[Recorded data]
▼

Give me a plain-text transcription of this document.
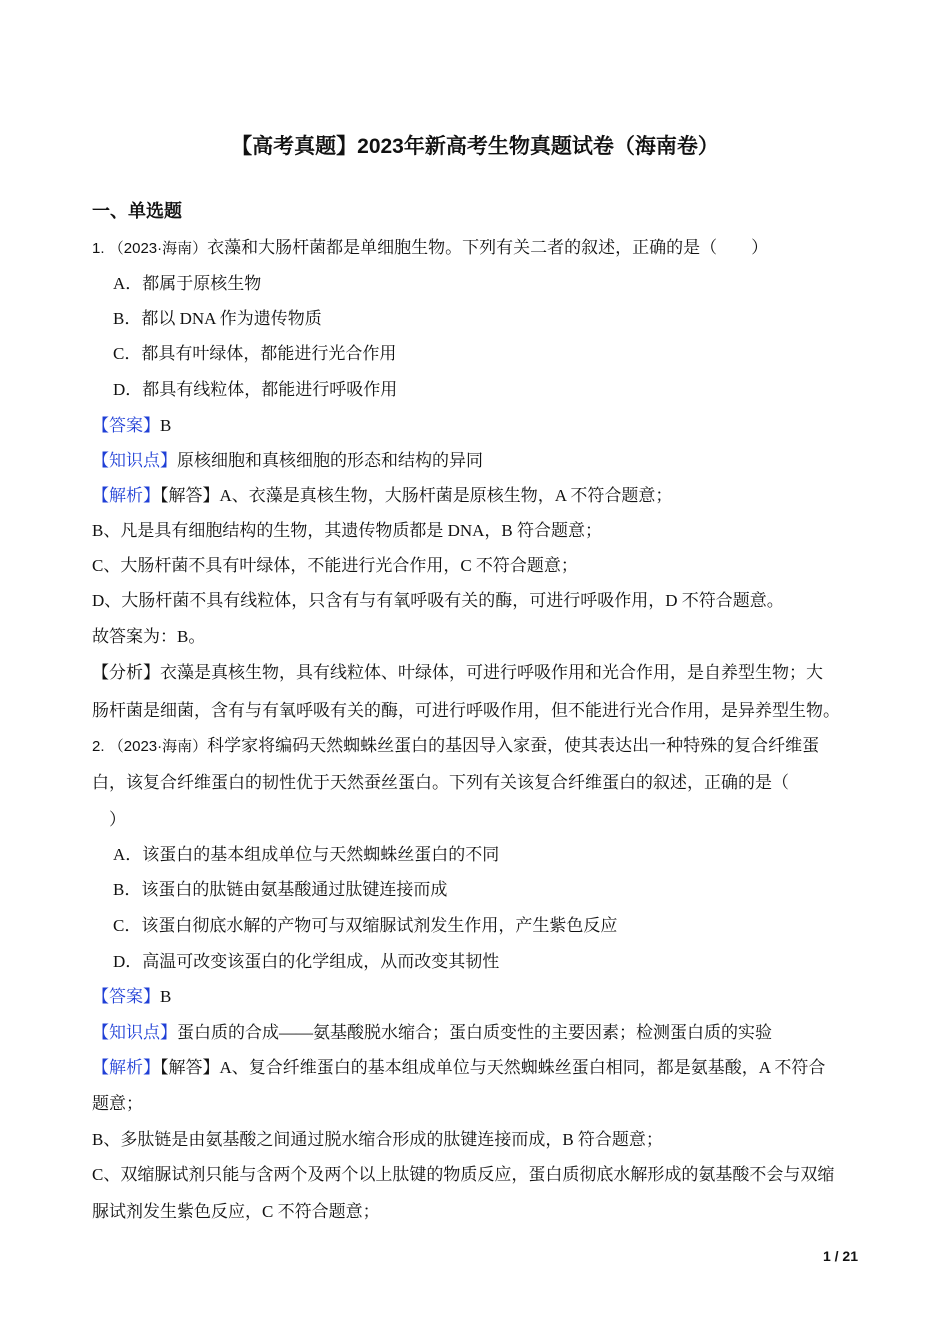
【高考真题】2023年新高考生物真题试卷（海南卷）
一、单选题
1. （2023·海南）衣藻和大肠杆菌都是单细胞生物。下列有关二者的叙述，正确的是（　　）
A．都属于原核生物
B．都以 DNA 作为遗传物质
C．都具有叶绿体，都能进行光合作用
D．都具有线粒体，都能进行呼吸作用
【答案】B
【知识点】原核细胞和真核细胞的形态和结构的异同
【解析】【解答】A、衣藻是真核生物，大肠杆菌是原核生物，A 不符合题意；
B、凡是具有细胞结构的生物，其遗传物质都是 DNA，B 符合题意；
C、大肠杆菌不具有叶绿体，不能进行光合作用，C 不符合题意；
D、大肠杆菌不具有线粒体，只含有与有氧呼吸有关的酶，可进行呼吸作用，D 不符合题意。
故答案为：B。
【分析】衣藻是真核生物，具有线粒体、叶绿体，可进行呼吸作用和光合作用，是自养型生物；大
肠杆菌是细菌，含有与有氧呼吸有关的酶，可进行呼吸作用，但不能进行光合作用，是异养型生物。
2. （2023·海南）科学家将编码天然蜘蛛丝蛋白的基因导入家蚕，使其表达出一种特殊的复合纤维蛋
白，该复合纤维蛋白的韧性优于天然蚕丝蛋白。下列有关该复合纤维蛋白的叙述，正确的是（
　）
A．该蛋白的基本组成单位与天然蜘蛛丝蛋白的不同
B．该蛋白的肽链由氨基酸通过肽键连接而成
C．该蛋白彻底水解的产物可与双缩脲试剂发生作用，产生紫色反应
D．高温可改变该蛋白的化学组成，从而改变其韧性
【答案】B
【知识点】蛋白质的合成——氨基酸脱水缩合；蛋白质变性的主要因素；检测蛋白质的实验
【解析】【解答】A、复合纤维蛋白的基本组成单位与天然蜘蛛丝蛋白相同，都是氨基酸，A 不符合
题意；
B、多肽链是由氨基酸之间通过脱水缩合形成的肽键连接而成，B 符合题意；
C、双缩脲试剂只能与含两个及两个以上肽键的物质反应，蛋白质彻底水解形成的氨基酸不会与双缩
脲试剂发生紫色反应，C 不符合题意；
1 / 21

▲

> [What to produce]
Quote each record exactly as it stands, minus the pictures.

> [The solution]
Give me a plain-text transcription of this document.
【高考真题】2023年新高考生物真题试卷（海南卷）
一、单选题
1. （2023·海南）衣藻和大肠杆菌都是单细胞生物。下列有关二者的叙述，正确的是（　　）
A．都属于原核生物
B．都以 DNA 作为遗传物质
C．都具有叶绿体，都能进行光合作用
D．都具有线粒体，都能进行呼吸作用
【答案】B
【知识点】原核细胞和真核细胞的形态和结构的异同
【解析】【解答】A、衣藻是真核生物，大肠杆菌是原核生物，A 不符合题意；
B、凡是具有细胞结构的生物，其遗传物质都是 DNA，B 符合题意；
C、大肠杆菌不具有叶绿体，不能进行光合作用，C 不符合题意；
D、大肠杆菌不具有线粒体，只含有与有氧呼吸有关的酶，可进行呼吸作用，D 不符合题意。
故答案为：B。
【分析】衣藻是真核生物，具有线粒体、叶绿体，可进行呼吸作用和光合作用，是自养型生物；大
肠杆菌是细菌，含有与有氧呼吸有关的酶，可进行呼吸作用，但不能进行光合作用，是异养型生物。
2. （2023·海南）科学家将编码天然蜘蛛丝蛋白的基因导入家蚕，使其表达出一种特殊的复合纤维蛋
白，该复合纤维蛋白的韧性优于天然蚕丝蛋白。下列有关该复合纤维蛋白的叙述，正确的是（
　）
A．该蛋白的基本组成单位与天然蜘蛛丝蛋白的不同
B．该蛋白的肽链由氨基酸通过肽键连接而成
C．该蛋白彻底水解的产物可与双缩脲试剂发生作用，产生紫色反应
D．高温可改变该蛋白的化学组成，从而改变其韧性
【答案】B
【知识点】蛋白质的合成——氨基酸脱水缩合；蛋白质变性的主要因素；检测蛋白质的实验
【解析】【解答】A、复合纤维蛋白的基本组成单位与天然蜘蛛丝蛋白相同，都是氨基酸，A 不符合
题意；
B、多肽链是由氨基酸之间通过脱水缩合形成的肽键连接而成，B 符合题意；
C、双缩脲试剂只能与含两个及两个以上肽键的物质反应，蛋白质彻底水解形成的氨基酸不会与双缩
脲试剂发生紫色反应，C 不符合题意；
1 / 21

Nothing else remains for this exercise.